Collected data entries -
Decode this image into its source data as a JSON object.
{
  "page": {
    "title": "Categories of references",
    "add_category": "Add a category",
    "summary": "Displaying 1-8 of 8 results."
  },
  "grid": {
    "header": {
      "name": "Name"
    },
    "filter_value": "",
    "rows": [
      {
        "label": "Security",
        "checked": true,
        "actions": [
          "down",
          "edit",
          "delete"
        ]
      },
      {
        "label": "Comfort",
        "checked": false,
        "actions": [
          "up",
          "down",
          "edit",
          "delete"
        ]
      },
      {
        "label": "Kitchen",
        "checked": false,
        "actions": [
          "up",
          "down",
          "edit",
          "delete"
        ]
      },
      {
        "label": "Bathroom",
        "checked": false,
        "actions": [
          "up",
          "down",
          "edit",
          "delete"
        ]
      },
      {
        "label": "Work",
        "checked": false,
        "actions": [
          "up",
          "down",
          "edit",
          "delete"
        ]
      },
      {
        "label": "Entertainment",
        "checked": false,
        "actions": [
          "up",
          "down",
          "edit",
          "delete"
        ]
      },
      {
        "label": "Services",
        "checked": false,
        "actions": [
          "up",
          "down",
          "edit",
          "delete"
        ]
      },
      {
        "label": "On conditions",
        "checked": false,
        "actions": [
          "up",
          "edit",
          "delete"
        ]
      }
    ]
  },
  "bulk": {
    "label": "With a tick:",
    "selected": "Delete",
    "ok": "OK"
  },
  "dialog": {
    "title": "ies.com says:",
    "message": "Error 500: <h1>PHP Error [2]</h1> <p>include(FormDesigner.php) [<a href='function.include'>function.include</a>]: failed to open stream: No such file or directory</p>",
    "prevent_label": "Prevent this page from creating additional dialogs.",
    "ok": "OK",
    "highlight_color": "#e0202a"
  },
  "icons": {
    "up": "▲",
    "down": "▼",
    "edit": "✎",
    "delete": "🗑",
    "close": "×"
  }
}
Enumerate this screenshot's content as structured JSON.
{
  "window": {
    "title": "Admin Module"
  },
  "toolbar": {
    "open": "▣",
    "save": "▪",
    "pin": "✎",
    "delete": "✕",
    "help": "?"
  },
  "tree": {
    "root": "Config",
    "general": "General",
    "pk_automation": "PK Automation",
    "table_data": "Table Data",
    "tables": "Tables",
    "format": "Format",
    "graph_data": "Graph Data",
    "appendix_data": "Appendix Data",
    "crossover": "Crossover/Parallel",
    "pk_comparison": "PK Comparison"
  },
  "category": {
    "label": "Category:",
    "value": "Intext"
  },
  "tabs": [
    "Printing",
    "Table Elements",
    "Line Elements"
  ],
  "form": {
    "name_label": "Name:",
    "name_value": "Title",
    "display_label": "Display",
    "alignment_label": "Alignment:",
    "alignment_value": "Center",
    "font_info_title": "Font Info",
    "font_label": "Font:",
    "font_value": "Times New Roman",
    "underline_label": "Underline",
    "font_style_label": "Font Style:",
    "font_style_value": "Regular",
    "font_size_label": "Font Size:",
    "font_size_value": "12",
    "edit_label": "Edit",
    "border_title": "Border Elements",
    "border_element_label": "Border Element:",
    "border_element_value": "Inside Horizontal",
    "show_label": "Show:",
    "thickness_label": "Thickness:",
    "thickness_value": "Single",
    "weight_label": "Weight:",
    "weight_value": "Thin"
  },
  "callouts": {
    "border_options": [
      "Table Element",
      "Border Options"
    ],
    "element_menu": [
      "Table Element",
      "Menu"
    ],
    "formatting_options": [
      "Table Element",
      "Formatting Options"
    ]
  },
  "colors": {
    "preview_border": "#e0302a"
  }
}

Given request -
Extract the complete listing verbatim.

Exercise answer -
Decode this image into its source data as a JSON object.
{
  "page": {
    "title": "Categories of references",
    "add_category": "Add a category",
    "summary": "Displaying 1-8 of 8 results."
  },
  "grid": {
    "header": {
      "name": "Name"
    },
    "filter_value": "",
    "rows": [
      {
        "label": "Security",
        "checked": true,
        "actions": [
          "down",
          "edit",
          "delete"
        ]
      },
      {
        "label": "Comfort",
        "checked": false,
        "actions": [
          "up",
          "down",
          "edit",
          "delete"
        ]
      },
      {
        "label": "Kitchen",
        "checked": false,
        "actions": [
          "up",
          "down",
          "edit",
          "delete"
        ]
      },
      {
        "label": "Bathroom",
        "checked": false,
        "actions": [
          "up",
          "down",
          "edit",
          "delete"
        ]
      },
      {
        "label": "Work",
        "checked": false,
        "actions": [
          "up",
          "down",
          "edit",
          "delete"
        ]
      },
      {
        "label": "Entertainment",
        "checked": false,
        "actions": [
          "up",
          "down",
          "edit",
          "delete"
        ]
      },
      {
        "label": "Services",
        "checked": false,
        "actions": [
          "up",
          "down",
          "edit",
          "delete"
        ]
      },
      {
        "label": "On conditions",
        "checked": false,
        "actions": [
          "up",
          "edit",
          "delete"
        ]
      }
    ]
  },
  "bulk": {
    "label": "With a tick:",
    "selected": "Delete",
    "ok": "OK"
  },
  "dialog": {
    "title": "ies.com says:",
    "message": "Error 500: <h1>PHP Error [2]</h1> <p>include(FormDesigner.php) [<a href='function.include'>function.include</a>]: failed to open stream: No such file or directory</p>",
    "prevent_label": "Prevent this page from creating additional dialogs.",
    "ok": "OK",
    "highlight_color": "#e0202a"
  },
  "icons": {
    "up": "▲",
    "down": "▼",
    "edit": "✎",
    "delete": "🗑",
    "close": "×"
  }
}
Enumerate this screenshot's content as structured JSON.
{
  "window": {
    "title": "Admin Module"
  },
  "toolbar": {
    "open": "▣",
    "save": "▪",
    "pin": "✎",
    "delete": "✕",
    "help": "?"
  },
  "tree": {
    "root": "Config",
    "general": "General",
    "pk_automation": "PK Automation",
    "table_data": "Table Data",
    "tables": "Tables",
    "format": "Format",
    "graph_data": "Graph Data",
    "appendix_data": "Appendix Data",
    "crossover": "Crossover/Parallel",
    "pk_comparison": "PK Comparison"
  },
  "category": {
    "label": "Category:",
    "value": "Intext"
  },
  "tabs": [
    "Printing",
    "Table Elements",
    "Line Elements"
  ],
  "form": {
    "name_label": "Name:",
    "name_value": "Title",
    "display_label": "Display",
    "alignment_label": "Alignment:",
    "alignment_value": "Center",
    "font_info_title": "Font Info",
    "font_label": "Font:",
    "font_value": "Times New Roman",
    "underline_label": "Underline",
    "font_style_label": "Font Style:",
    "font_style_value": "Regular",
    "font_size_label": "Font Size:",
    "font_size_value": "12",
    "edit_label": "Edit",
    "border_title": "Border Elements",
    "border_element_label": "Border Element:",
    "border_element_value": "Inside Horizontal",
    "show_label": "Show:",
    "thickness_label": "Thickness:",
    "thickness_value": "Single",
    "weight_label": "Weight:",
    "weight_value": "Thin"
  },
  "callouts": {
    "border_options": [
      "Table Element",
      "Border Options"
    ],
    "element_menu": [
      "Table Element",
      "Menu"
    ],
    "formatting_options": [
      "Table Element",
      "Formatting Options"
    ]
  },
  "colors": {
    "preview_border": "#e0302a"
  }
}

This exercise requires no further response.